**Brief**
Set down all of the data exactly as it appears.

|---|

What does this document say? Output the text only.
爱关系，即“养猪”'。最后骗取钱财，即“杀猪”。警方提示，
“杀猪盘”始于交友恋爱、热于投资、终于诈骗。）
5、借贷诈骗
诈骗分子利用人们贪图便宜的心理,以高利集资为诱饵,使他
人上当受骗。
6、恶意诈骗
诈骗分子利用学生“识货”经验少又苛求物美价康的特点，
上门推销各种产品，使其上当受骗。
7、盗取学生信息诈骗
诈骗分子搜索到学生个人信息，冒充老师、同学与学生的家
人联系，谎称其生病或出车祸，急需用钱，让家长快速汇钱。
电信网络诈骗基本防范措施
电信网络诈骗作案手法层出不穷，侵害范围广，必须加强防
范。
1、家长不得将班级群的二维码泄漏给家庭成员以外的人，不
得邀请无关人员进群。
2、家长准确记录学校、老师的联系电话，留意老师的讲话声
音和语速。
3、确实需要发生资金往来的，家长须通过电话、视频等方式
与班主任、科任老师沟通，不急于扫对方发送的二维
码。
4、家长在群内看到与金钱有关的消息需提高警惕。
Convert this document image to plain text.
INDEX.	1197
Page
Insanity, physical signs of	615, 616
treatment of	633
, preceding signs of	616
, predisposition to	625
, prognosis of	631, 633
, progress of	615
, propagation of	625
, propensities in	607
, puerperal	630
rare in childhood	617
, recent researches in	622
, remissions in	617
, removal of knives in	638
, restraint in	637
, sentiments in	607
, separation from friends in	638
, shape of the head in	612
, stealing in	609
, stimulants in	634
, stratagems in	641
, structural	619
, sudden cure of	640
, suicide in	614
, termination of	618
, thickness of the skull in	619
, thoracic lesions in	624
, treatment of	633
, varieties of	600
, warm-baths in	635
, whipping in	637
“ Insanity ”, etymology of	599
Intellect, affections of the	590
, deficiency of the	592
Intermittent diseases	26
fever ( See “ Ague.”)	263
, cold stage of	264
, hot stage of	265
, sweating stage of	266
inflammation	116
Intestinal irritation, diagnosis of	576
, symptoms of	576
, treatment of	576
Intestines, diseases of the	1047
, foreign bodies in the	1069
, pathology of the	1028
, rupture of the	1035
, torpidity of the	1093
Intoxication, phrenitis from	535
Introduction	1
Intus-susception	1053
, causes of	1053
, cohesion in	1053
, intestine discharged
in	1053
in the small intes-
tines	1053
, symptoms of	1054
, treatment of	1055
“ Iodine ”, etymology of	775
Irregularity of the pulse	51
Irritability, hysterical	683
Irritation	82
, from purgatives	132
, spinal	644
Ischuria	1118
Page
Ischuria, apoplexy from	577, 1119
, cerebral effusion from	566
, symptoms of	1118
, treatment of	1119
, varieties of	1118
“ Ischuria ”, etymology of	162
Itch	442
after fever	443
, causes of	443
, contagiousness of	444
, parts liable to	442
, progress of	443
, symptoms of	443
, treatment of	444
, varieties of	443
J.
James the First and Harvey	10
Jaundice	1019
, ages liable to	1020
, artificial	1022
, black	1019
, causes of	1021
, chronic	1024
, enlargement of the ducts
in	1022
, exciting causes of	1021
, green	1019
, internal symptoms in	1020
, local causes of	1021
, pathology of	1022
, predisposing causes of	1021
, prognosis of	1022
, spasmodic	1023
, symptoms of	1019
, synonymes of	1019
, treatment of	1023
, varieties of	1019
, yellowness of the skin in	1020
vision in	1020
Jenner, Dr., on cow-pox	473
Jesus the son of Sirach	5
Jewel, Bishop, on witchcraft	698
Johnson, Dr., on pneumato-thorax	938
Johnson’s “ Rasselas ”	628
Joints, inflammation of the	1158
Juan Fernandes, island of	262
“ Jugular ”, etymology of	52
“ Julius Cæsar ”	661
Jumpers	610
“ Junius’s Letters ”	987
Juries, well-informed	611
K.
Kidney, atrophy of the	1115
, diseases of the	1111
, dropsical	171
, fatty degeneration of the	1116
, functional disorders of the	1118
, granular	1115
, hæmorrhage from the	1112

|---|

**Output for this task**
What does this document say? Output the text only.
爱关系，即“养猪”'。最后骗取钱财，即“杀猪”。警方提示，
“杀猪盘”始于交友恋爱、热于投资、终于诈骗。）
5、借贷诈骗
诈骗分子利用人们贪图便宜的心理,以高利集资为诱饵,使他
人上当受骗。
6、恶意诈骗
诈骗分子利用学生“识货”经验少又苛求物美价康的特点，
上门推销各种产品，使其上当受骗。
7、盗取学生信息诈骗
诈骗分子搜索到学生个人信息，冒充老师、同学与学生的家
人联系，谎称其生病或出车祸，急需用钱，让家长快速汇钱。
电信网络诈骗基本防范措施
电信网络诈骗作案手法层出不穷，侵害范围广，必须加强防
范。
1、家长不得将班级群的二维码泄漏给家庭成员以外的人，不
得邀请无关人员进群。
2、家长准确记录学校、老师的联系电话，留意老师的讲话声
音和语速。
3、确实需要发生资金往来的，家长须通过电话、视频等方式
与班主任、科任老师沟通，不急于扫对方发送的二维
码。
4、家长在群内看到与金钱有关的消息需提高警惕。
Convert this document image to plain text.
INDEX.	1197
Page
Insanity, physical signs of	615, 616
treatment of	633
, preceding signs of	616
, predisposition to	625
, prognosis of	631, 633
, progress of	615
, propagation of	625
, propensities in	607
, puerperal	630
rare in childhood	617
, recent researches in	622
, remissions in	617
, removal of knives in	638
, restraint in	637
, sentiments in	607
, separation from friends in	638
, shape of the head in	612
, stealing in	609
, stimulants in	634
, stratagems in	641
, structural	619
, sudden cure of	640
, suicide in	614
, termination of	618
, thickness of the skull in	619
, thoracic lesions in	624
, treatment of	633
, varieties of	600
, warm-baths in	635
, whipping in	637
“ Insanity ”, etymology of	599
Intellect, affections of the	590
, deficiency of the	592
Intermittent diseases	26
fever ( See “ Ague.”)	263
, cold stage of	264
, hot stage of	265
, sweating stage of	266
inflammation	116
Intestinal irritation, diagnosis of	576
, symptoms of	576
, treatment of	576
Intestines, diseases of the	1047
, foreign bodies in the	1069
, pathology of the	1028
, rupture of the	1035
, torpidity of the	1093
Intoxication, phrenitis from	535
Introduction	1
Intus-susception	1053
, causes of	1053
, cohesion in	1053
, intestine discharged
in	1053
in the small intes-
tines	1053
, symptoms of	1054
, treatment of	1055
“ Iodine ”, etymology of	775
Irregularity of the pulse	51
Irritability, hysterical	683
Irritation	82
, from purgatives	132
, spinal	644
Ischuria	1118
Page
Ischuria, apoplexy from	577, 1119
, cerebral effusion from	566
, symptoms of	1118
, treatment of	1119
, varieties of	1118
“ Ischuria ”, etymology of	162
Itch	442
after fever	443
, causes of	443
, contagiousness of	444
, parts liable to	442
, progress of	443
, symptoms of	443
, treatment of	444
, varieties of	443
J.
James the First and Harvey	10
Jaundice	1019
, ages liable to	1020
, artificial	1022
, black	1019
, causes of	1021
, chronic	1024
, enlargement of the ducts
in	1022
, exciting causes of	1021
, green	1019
, internal symptoms in	1020
, local causes of	1021
, pathology of	1022
, predisposing causes of	1021
, prognosis of	1022
, spasmodic	1023
, symptoms of	1019
, synonymes of	1019
, treatment of	1023
, varieties of	1019
, yellowness of the skin in	1020
vision in	1020
Jenner, Dr., on cow-pox	473
Jesus the son of Sirach	5
Jewel, Bishop, on witchcraft	698
Johnson, Dr., on pneumato-thorax	938
Johnson’s “ Rasselas ”	628
Joints, inflammation of the	1158
Juan Fernandes, island of	262
“ Jugular ”, etymology of	52
“ Julius Cæsar ”	661
Jumpers	610
“ Junius’s Letters ”	987
Juries, well-informed	611
K.
Kidney, atrophy of the	1115
, diseases of the	1111
, dropsical	171
, fatty degeneration of the	1116
, functional disorders of the	1118
, granular	1115
, hæmorrhage from the	1112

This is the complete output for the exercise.